**Document passage:**
On the Classification of Compliant Mechanisms

An intrinsic compliance of technical systems is often required in a lot of applications i.e. medical technology and man-machine interaction. This requirement can be realised constructively by utilisation of compliant mechanisms. This paper presents a classification of the deformation behaviour of compliant mechanisms to simplify their systematic construction. Especially focused on their enlarged functional properties, one objective is to minimize or replace the sensory effort by using “intelligent” mechanics, another one is to show future-oriented possibilities for their development.

Sensor placement with a telescoping compliant mechanism

The aim of this work is to develop a new compliant mechanism [1–3]. The observation of the snail (helix pomatia L.) provides the biological inspiration of a compliant mechanism consisting of silicone. For this an analytic model was generated. With the finite element method (FEM) the influence of design parameter variation and the variation of the used compliant material on motion behavior of the structure center under increasing internal pressure load was investigated. The motion behavior of the first prototype showed an acceptable quantitative and qualitative correlation with the simulation results.

**Exercise requirements:** Pick up the passage on compliant mechanisms after its last sentence and keep writing it.

**Data:**
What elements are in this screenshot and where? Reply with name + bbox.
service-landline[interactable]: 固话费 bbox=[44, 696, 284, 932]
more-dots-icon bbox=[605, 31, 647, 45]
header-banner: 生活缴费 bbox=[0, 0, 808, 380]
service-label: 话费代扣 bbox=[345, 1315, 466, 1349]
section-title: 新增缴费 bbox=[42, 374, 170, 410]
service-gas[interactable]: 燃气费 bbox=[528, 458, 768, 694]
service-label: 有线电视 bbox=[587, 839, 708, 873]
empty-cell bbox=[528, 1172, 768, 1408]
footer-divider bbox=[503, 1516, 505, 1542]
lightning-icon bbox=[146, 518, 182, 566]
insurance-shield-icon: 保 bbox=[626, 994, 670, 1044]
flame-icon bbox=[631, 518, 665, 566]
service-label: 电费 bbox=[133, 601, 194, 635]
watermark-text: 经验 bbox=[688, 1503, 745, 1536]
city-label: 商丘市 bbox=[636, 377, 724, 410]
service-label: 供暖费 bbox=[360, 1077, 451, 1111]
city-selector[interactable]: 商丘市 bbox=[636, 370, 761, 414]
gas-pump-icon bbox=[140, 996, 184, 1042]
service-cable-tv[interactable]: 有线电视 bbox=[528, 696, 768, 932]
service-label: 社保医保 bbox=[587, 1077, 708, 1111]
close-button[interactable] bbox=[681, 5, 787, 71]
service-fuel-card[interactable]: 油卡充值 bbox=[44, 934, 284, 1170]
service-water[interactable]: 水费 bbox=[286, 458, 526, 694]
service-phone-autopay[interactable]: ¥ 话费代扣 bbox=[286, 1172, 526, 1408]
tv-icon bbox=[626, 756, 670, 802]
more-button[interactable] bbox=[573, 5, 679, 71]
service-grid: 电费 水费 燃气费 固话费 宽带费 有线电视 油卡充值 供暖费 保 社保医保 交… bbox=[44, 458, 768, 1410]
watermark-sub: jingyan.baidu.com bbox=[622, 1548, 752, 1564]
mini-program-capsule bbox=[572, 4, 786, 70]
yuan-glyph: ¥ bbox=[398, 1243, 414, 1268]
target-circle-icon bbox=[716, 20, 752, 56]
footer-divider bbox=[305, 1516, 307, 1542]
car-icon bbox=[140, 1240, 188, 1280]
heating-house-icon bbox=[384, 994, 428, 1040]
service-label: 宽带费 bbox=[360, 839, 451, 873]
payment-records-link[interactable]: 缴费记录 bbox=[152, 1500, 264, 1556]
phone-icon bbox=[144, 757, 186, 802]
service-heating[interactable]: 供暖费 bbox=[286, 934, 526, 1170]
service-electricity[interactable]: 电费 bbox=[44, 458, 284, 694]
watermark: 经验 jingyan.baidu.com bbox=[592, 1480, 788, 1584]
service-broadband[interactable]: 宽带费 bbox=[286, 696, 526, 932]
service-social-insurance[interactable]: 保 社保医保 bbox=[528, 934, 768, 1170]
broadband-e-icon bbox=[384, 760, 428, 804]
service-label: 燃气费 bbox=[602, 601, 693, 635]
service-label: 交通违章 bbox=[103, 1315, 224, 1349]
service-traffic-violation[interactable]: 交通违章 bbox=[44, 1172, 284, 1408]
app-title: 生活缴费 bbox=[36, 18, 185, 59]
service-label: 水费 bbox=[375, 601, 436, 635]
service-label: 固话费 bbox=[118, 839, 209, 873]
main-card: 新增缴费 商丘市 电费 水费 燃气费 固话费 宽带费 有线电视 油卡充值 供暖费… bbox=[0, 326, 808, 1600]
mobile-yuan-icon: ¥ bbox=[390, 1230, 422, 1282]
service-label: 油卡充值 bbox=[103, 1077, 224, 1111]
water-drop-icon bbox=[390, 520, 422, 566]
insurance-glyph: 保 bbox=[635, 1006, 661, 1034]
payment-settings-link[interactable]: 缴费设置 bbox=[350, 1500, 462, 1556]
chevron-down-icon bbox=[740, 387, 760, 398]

**Your response:**
Indoor locomotion experiments of a spherical mobile robot based on a tensegrity structure with curved compressed members

This work presents theoretical and experimental investigations on an untethered rolling tensegrity robot. Previous research has shown, that rolling locomotion of compliant tensegrity robots can be realized without change of their shape, by using only internal mass shifting. The use of simple tensegrity structures, based on curved compressed members enables pure rolling locomotion in contrast to the most known prototypes of this kind. Therefore, theoretical and experimental investigations of an untethered locomotion system based on a simple tensegrity structure, consisting of two disconnected compressed curved members connected to a continuous net of twelve prestressed tensioned members with pronounced elasticity, are considered. Planar locomotion is induced by the movement of only two drive units as internal masses along the curved compressed members. Theoretical considerations show the influence of the geometrical system parameters on the movement behavior of the system. With the help of experimental investigations, by using motion-capturing technique, main properties of the locomotion performance of a prototype are discussed.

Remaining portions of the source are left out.